### Stored data
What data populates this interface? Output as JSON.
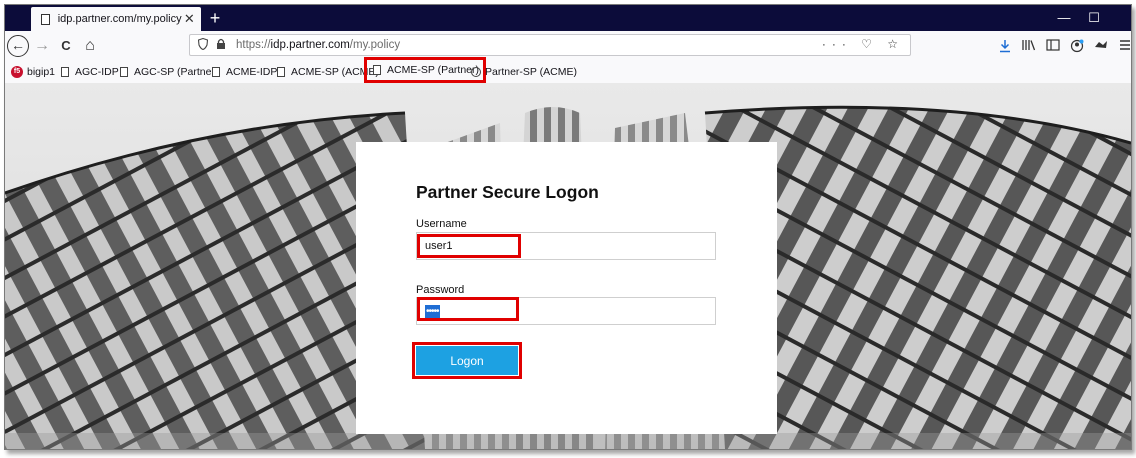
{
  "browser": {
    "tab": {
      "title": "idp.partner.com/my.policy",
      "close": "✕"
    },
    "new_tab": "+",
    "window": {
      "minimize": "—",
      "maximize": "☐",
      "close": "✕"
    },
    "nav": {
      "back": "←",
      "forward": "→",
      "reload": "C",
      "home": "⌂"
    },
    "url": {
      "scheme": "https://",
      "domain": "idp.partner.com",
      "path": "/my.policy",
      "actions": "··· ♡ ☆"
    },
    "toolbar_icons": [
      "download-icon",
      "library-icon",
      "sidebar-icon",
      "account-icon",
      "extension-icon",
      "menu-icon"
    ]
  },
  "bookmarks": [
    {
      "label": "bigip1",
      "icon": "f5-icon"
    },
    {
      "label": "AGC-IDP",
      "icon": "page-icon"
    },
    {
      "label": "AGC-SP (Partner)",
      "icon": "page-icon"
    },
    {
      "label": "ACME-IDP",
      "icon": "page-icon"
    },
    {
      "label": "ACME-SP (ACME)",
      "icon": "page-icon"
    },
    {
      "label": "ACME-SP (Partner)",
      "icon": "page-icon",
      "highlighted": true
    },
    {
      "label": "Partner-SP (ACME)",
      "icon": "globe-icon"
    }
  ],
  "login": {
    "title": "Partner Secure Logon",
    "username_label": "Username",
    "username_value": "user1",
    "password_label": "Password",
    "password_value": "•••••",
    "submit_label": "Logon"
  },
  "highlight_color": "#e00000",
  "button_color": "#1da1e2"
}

### What you should do
Copy out all lines from the material above that contain the string "ACME".

### Response
      "label": "ACME-IDP",
      "label": "ACME-SP (ACME)",
      "label": "ACME-SP (Partner)",
      "label": "Partner-SP (ACME)",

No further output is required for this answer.